** BEGIN SOURCE **

Here are some notes I jotted down while installing and configuring Graphite, which isn't a trivial task, although the official documentation isn't too bad. The next step is to turn them into a Chef recipe. These instructions apply to Ubuntu 10.04 32-bit with Python 2.6.5 so YMMV.
Install pre-requisites
# apt-get install python-setuptools
# apt-get install python-memcache python-sqlite
# apt-get install apache2 libapache2-mod-python pkg-config
# easy_install-2.6 django
Install pixman, cairo and pycairo
# wget http://cairographics.org/releases/pixman-0.20.2.tar.gz
# tar xvfz pixman-0.20.2.tar.gz
# cd pixman-0.20.2
# ./configure; make; make install
# wget http://cairographics.org/releases/cairo-1.10.2.tar.gz
# tar xvfz cairo-1.10.2.tar.gz
# cd cairo-1.10.2
# ./configure; make; make install
BTW, the pycairo install was the funkiest I've seen so far for a Python package, and that says a lot:
# wget http://cairographics.org/releases/py2cairo-1.8.10.tar.gz
# tar xvfz py2cairo-1.8.10.tar.gz
# cd pycairo-1.8.10
# ./configure --prefix=/usr
# make; make install
# echo ‘/usr/local/lib’ > /etc/ld.so.conf.d/pycairo.conf
# ldconfig
Install graphite packages (carbon, whisper, graphite webapp)

** END SOURCE **

> [TASK TO CARRY OUT] Copy the Graphite installation notes starting with "Here are some" and going on through "2.6.5 so YMMV.". Rely only on the Graphite installation notes.

** BEGIN RECORD LIST **

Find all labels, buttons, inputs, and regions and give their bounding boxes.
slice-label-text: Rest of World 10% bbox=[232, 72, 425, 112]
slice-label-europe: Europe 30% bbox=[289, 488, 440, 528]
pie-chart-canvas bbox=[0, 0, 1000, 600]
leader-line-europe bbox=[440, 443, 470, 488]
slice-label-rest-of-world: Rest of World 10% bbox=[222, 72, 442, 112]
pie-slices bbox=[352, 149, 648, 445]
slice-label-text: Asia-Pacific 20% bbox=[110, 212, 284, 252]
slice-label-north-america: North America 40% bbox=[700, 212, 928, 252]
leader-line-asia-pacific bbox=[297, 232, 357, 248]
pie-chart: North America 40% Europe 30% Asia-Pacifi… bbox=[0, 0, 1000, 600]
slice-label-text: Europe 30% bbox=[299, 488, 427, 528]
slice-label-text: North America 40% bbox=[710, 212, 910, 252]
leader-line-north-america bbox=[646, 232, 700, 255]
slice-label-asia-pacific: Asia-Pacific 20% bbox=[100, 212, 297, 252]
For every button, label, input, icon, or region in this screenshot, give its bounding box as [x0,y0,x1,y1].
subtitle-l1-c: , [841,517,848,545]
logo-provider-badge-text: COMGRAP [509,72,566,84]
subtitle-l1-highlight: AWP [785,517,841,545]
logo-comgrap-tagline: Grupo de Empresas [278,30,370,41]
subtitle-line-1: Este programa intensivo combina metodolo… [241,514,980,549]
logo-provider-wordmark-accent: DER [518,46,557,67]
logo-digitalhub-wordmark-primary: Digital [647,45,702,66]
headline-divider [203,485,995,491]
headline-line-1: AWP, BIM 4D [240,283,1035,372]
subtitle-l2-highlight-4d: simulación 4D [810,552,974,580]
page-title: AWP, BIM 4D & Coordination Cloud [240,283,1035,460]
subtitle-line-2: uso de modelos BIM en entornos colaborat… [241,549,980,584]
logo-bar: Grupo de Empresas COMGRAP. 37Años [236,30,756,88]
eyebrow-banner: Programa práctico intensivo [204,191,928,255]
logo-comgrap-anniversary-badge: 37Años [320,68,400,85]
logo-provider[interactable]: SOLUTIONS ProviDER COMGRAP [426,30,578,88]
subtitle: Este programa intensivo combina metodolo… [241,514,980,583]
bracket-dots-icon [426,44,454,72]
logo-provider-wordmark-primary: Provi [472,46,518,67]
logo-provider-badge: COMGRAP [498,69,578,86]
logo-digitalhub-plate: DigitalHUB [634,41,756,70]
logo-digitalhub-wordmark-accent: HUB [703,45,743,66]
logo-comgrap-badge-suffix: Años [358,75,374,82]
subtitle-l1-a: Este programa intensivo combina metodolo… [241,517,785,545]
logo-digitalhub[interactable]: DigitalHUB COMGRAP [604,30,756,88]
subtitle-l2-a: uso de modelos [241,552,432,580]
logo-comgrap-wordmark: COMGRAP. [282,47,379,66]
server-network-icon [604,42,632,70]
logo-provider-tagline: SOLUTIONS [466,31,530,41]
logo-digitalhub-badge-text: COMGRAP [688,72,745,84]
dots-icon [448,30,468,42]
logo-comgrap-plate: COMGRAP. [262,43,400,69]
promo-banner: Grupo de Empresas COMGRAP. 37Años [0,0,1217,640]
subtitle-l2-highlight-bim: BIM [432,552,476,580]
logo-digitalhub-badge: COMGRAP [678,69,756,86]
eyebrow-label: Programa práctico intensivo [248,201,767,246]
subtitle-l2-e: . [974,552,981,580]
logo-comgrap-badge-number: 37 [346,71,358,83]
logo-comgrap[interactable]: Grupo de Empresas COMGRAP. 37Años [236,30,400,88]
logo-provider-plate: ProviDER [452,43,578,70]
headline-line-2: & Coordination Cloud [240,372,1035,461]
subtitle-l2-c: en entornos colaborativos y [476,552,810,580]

** END RECORD LIST **

> [FINAL RESULT]
Here are some notes I jotted down while installing and configuring Graphite, which isn't a trivial task, although the official documentation isn't too bad. The next step is to turn them into a Chef recipe. These instructions apply to Ubuntu 10.04 32-bit with Python 2.6.5 so YMMV.